* **Instructions to follow**: Using the listing below, extract each line that has the word "Nutrient" in it.

--

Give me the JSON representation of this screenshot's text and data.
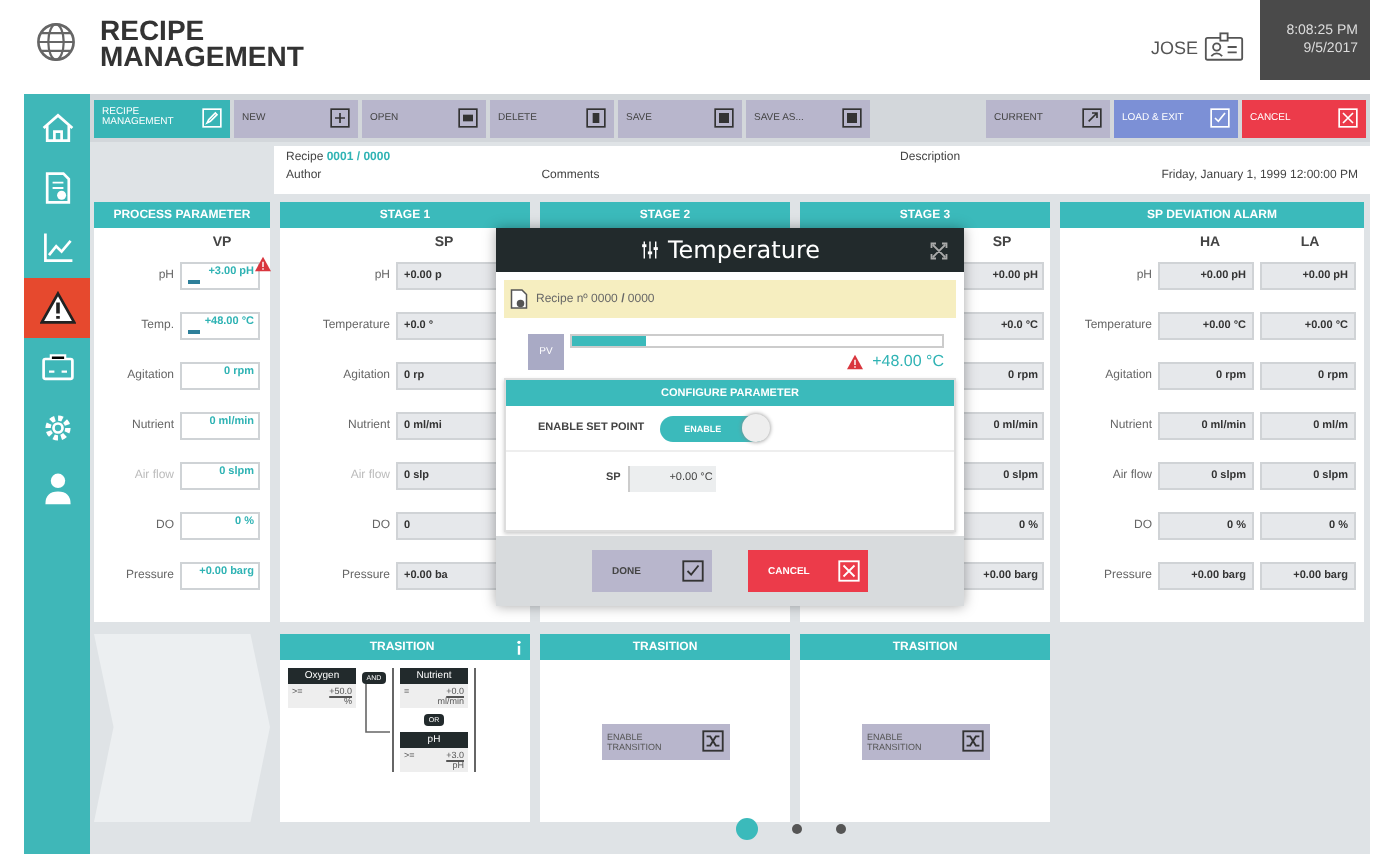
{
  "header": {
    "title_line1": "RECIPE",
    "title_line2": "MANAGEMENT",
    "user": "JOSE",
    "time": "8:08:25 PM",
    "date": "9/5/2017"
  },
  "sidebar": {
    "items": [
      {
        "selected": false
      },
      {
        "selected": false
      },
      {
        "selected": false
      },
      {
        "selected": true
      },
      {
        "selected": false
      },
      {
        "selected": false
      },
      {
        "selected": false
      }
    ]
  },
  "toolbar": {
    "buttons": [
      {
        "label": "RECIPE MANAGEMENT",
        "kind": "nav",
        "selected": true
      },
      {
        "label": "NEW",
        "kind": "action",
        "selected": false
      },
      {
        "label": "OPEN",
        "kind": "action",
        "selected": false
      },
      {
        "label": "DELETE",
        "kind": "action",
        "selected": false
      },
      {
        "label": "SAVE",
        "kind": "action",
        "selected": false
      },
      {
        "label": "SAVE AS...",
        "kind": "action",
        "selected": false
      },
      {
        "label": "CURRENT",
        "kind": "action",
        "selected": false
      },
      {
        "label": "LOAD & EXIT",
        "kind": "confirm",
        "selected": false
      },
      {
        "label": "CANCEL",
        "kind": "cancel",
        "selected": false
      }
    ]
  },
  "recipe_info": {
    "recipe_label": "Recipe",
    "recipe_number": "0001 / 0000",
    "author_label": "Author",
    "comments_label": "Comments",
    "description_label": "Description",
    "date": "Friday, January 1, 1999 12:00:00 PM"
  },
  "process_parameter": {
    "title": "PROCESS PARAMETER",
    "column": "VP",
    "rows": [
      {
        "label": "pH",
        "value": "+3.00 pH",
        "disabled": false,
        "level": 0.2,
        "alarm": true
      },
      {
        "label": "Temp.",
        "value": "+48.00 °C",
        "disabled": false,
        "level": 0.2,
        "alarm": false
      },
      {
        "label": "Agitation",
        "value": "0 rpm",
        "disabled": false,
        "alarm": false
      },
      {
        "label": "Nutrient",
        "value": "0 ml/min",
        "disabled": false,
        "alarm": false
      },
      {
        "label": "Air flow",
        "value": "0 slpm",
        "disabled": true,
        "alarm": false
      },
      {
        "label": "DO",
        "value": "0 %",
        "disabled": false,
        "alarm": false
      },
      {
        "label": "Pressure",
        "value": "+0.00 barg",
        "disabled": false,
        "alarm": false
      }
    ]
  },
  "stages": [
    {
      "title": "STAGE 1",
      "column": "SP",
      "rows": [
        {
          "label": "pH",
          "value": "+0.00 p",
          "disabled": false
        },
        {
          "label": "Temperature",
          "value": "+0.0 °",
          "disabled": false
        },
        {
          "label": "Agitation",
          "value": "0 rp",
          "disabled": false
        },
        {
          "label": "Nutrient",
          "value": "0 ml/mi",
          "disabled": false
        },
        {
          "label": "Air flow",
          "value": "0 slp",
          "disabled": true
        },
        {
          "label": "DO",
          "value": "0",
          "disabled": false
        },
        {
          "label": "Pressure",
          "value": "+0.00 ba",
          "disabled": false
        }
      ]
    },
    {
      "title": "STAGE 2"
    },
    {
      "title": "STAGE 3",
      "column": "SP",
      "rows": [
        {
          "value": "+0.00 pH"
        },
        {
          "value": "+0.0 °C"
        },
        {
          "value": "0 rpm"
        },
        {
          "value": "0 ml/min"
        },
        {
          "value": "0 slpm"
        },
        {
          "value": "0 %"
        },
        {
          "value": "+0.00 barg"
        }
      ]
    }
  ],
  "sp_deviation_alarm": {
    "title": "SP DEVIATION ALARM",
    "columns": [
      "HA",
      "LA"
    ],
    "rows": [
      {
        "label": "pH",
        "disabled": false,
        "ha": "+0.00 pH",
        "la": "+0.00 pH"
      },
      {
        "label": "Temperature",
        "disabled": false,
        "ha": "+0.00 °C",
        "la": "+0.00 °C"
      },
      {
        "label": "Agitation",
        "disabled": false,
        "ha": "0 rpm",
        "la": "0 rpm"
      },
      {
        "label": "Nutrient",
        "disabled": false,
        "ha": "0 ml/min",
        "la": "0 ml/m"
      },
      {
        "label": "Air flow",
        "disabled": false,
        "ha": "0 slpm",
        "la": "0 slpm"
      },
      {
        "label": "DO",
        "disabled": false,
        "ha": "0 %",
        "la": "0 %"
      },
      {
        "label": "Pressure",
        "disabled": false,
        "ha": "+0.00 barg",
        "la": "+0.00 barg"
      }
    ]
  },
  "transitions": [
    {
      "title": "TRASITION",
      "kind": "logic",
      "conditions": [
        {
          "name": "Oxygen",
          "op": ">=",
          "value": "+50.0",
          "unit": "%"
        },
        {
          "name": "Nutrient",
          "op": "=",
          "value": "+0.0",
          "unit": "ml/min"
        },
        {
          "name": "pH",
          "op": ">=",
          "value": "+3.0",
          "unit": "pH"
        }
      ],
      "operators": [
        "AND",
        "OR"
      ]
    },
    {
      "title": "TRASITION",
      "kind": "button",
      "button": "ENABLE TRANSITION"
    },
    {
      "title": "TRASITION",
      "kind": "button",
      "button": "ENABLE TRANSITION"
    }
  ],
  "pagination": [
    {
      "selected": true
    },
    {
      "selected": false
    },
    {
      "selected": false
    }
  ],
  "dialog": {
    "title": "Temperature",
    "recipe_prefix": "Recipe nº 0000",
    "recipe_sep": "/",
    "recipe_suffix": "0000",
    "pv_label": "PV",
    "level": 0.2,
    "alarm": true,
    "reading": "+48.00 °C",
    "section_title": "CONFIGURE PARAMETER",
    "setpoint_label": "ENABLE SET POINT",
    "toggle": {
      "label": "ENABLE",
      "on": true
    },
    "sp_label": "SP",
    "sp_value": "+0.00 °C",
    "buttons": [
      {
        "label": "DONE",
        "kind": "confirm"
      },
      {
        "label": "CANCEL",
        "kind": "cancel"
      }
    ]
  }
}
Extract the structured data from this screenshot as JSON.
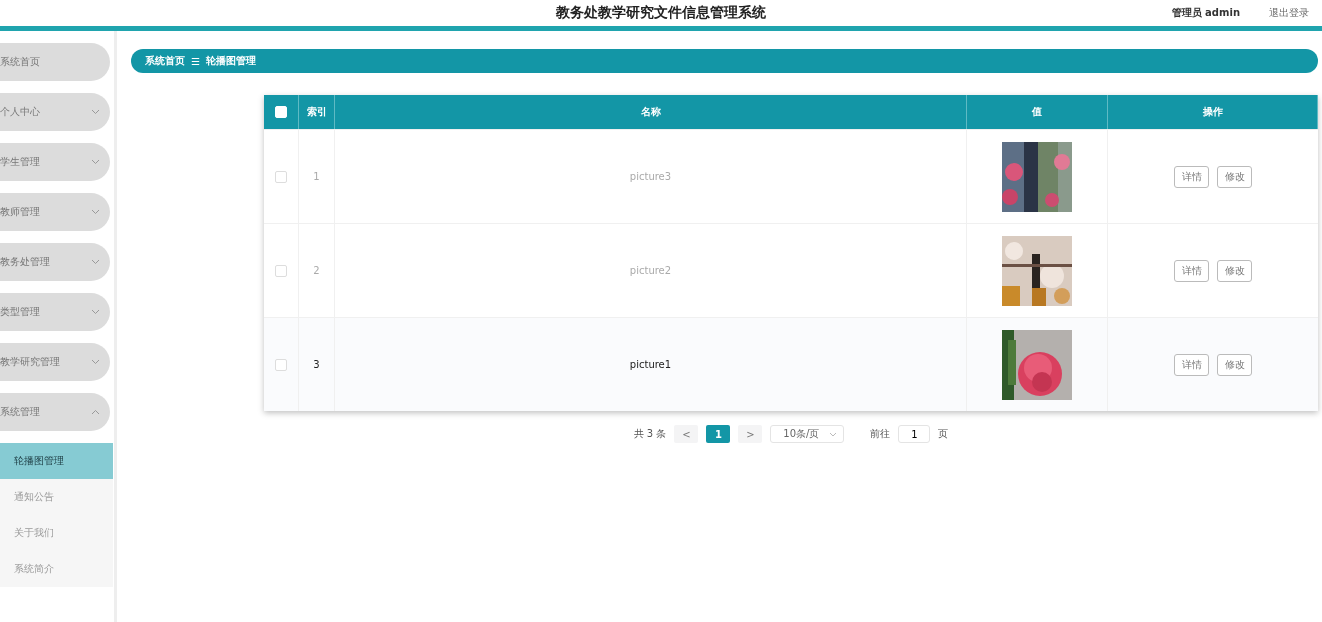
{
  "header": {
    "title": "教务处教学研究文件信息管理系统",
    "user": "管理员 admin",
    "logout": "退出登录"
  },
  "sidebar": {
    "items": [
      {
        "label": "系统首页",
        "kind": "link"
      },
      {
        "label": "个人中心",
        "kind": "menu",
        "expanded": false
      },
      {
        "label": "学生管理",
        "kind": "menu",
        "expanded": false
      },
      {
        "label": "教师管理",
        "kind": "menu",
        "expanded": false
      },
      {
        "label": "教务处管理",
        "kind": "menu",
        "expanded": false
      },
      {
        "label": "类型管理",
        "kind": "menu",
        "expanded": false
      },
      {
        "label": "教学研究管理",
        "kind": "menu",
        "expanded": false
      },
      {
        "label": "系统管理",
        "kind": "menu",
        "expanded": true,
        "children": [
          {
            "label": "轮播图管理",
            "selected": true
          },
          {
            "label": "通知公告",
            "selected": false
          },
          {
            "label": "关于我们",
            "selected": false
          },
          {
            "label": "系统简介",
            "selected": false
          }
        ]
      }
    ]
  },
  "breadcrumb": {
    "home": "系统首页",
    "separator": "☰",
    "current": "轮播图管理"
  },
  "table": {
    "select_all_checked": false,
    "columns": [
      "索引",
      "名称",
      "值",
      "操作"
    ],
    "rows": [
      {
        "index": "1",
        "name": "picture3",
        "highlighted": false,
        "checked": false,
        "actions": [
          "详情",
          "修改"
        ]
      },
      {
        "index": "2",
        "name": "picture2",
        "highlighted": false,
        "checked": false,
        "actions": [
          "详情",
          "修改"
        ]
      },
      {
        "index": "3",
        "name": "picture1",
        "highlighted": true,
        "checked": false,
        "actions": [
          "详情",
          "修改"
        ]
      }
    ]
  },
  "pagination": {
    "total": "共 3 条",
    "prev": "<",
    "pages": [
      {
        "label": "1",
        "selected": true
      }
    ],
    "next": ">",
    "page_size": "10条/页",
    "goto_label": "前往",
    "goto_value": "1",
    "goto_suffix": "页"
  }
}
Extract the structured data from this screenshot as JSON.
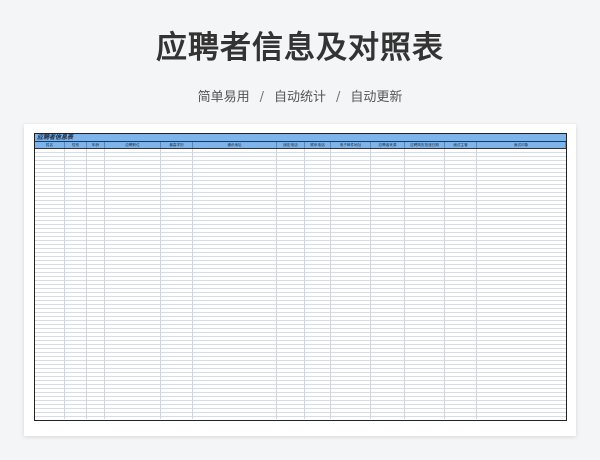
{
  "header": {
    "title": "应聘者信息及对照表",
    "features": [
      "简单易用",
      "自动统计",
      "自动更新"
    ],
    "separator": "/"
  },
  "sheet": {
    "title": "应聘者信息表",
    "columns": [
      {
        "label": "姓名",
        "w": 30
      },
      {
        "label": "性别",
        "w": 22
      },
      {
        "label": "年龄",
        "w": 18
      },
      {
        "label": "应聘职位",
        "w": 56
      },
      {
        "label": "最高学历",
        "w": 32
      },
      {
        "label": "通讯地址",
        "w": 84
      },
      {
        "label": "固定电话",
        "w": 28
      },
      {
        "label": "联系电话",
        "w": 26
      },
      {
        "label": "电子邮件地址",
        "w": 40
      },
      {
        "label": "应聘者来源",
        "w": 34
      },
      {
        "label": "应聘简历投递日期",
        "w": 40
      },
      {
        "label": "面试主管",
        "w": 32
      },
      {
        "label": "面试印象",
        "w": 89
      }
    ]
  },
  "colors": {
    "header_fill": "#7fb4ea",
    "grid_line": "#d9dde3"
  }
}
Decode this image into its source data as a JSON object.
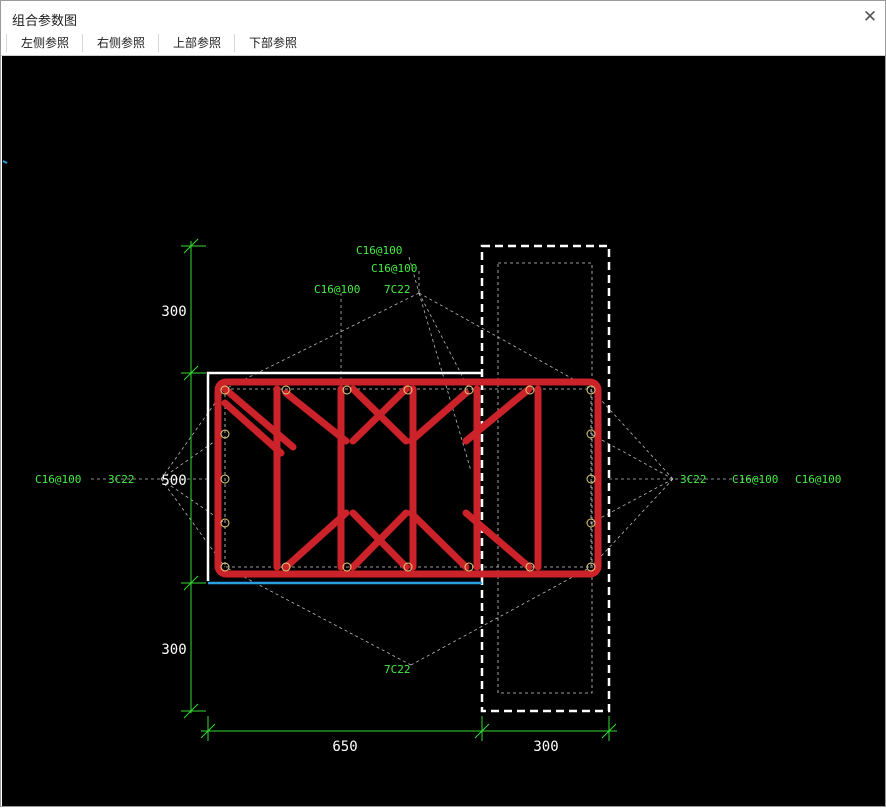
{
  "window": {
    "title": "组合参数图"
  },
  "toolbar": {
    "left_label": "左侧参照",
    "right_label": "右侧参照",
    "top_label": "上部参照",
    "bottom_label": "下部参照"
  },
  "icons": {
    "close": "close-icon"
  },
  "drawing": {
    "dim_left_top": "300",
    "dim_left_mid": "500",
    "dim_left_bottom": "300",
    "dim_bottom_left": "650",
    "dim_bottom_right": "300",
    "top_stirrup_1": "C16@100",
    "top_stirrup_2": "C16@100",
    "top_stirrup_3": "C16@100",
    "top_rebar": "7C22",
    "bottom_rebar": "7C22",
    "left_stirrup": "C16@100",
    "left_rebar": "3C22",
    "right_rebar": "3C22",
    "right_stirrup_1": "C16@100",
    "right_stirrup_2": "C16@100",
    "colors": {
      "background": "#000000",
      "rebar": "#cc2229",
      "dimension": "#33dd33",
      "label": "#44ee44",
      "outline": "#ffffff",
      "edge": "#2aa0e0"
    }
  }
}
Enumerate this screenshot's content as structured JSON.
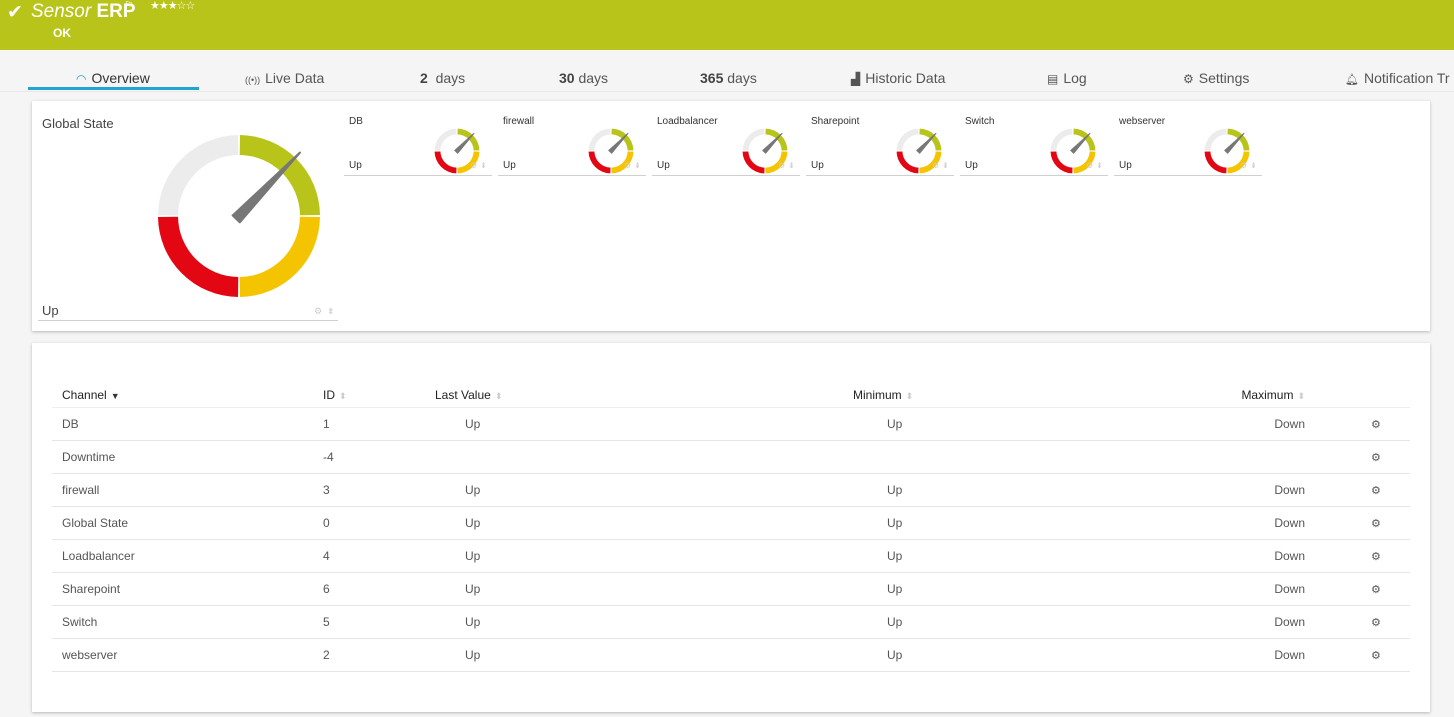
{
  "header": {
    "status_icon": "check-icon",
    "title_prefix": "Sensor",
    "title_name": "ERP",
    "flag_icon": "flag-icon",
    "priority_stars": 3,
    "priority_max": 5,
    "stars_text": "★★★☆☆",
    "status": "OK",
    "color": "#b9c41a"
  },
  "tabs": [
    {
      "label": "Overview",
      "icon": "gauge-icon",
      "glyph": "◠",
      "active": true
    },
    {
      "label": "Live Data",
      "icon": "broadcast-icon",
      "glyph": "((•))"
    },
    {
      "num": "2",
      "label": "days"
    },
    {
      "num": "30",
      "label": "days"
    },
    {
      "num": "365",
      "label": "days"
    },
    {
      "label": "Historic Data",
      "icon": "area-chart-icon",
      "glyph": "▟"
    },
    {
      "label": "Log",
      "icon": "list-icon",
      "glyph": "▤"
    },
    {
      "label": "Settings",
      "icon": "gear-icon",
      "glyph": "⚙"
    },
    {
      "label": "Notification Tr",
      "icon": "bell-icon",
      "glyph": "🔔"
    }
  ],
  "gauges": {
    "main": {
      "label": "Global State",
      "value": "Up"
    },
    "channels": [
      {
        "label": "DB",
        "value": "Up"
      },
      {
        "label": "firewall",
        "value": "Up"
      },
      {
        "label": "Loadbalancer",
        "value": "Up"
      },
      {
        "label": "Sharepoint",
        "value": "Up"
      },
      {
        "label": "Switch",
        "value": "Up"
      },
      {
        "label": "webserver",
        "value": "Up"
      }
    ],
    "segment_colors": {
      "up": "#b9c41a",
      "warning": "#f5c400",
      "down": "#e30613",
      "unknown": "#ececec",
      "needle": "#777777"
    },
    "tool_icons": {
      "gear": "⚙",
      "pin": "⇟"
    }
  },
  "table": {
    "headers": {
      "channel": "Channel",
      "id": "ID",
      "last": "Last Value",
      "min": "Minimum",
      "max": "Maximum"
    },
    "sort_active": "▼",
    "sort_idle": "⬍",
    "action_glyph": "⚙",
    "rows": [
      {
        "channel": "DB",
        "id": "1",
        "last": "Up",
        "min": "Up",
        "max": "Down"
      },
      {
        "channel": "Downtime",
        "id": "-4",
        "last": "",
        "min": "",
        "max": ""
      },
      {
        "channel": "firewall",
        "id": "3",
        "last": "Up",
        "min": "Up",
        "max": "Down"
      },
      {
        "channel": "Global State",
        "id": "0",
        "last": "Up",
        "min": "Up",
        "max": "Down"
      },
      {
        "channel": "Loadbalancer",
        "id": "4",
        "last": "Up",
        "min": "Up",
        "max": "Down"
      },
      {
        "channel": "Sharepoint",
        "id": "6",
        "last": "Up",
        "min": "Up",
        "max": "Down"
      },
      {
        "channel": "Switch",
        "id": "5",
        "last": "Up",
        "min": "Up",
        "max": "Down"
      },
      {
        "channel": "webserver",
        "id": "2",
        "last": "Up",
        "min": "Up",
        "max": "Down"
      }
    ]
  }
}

--

* **Output**:
        "label": "Nutrient",
          "label": "Nutrient",
        "label": "Nutrient",
          "name": "Nutrient",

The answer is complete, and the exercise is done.